§ **Record list**
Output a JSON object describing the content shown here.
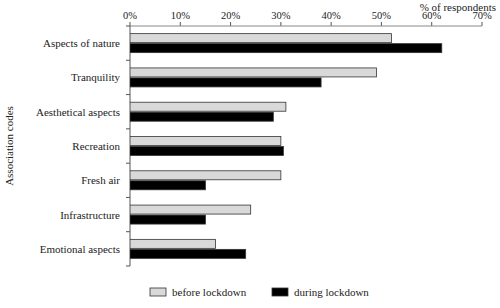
{
  "chart_data": {
    "type": "bar",
    "orientation": "horizontal",
    "x_label": "% of respondents",
    "y_label": "Association codes",
    "categories": [
      "Aspects of nature",
      "Tranquility",
      "Aesthetical aspects",
      "Recreation",
      "Fresh air",
      "Infrastructure",
      "Emotional aspects"
    ],
    "series": [
      {
        "name": "before lockdown",
        "color": "#d9d9d9",
        "values": [
          52,
          49,
          31,
          30,
          30,
          24,
          17
        ]
      },
      {
        "name": "during lockdown",
        "color": "#000000",
        "values": [
          62,
          38,
          28.5,
          30.5,
          15,
          15,
          23
        ]
      }
    ],
    "xlim": [
      0,
      70
    ],
    "xticks": [
      {
        "value": 0,
        "label": "0%"
      },
      {
        "value": 10,
        "label": "10%"
      },
      {
        "value": 20,
        "label": "20%"
      },
      {
        "value": 30,
        "label": "30%"
      },
      {
        "value": 40,
        "label": "40%"
      },
      {
        "value": 50,
        "label": "50%"
      },
      {
        "value": 60,
        "label": "60%"
      },
      {
        "value": 70,
        "label": "70%"
      }
    ],
    "grid": false,
    "legend": "bottom"
  }
}
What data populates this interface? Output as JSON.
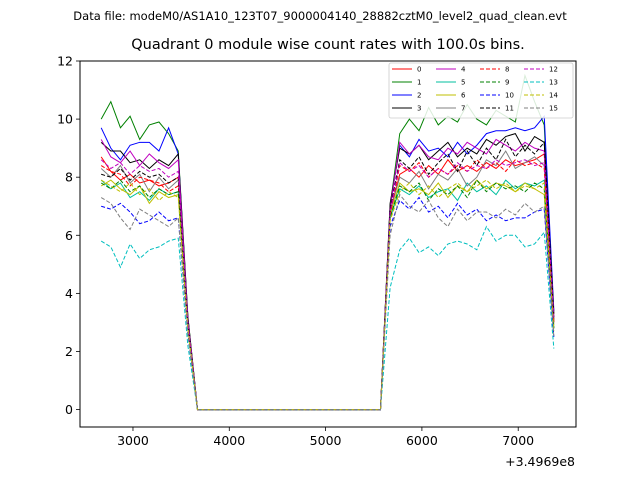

§ **Exercise aim**
Indicate how many lines of the material contain the string "name", giving the number and nothing more.

§ **Written solution**
2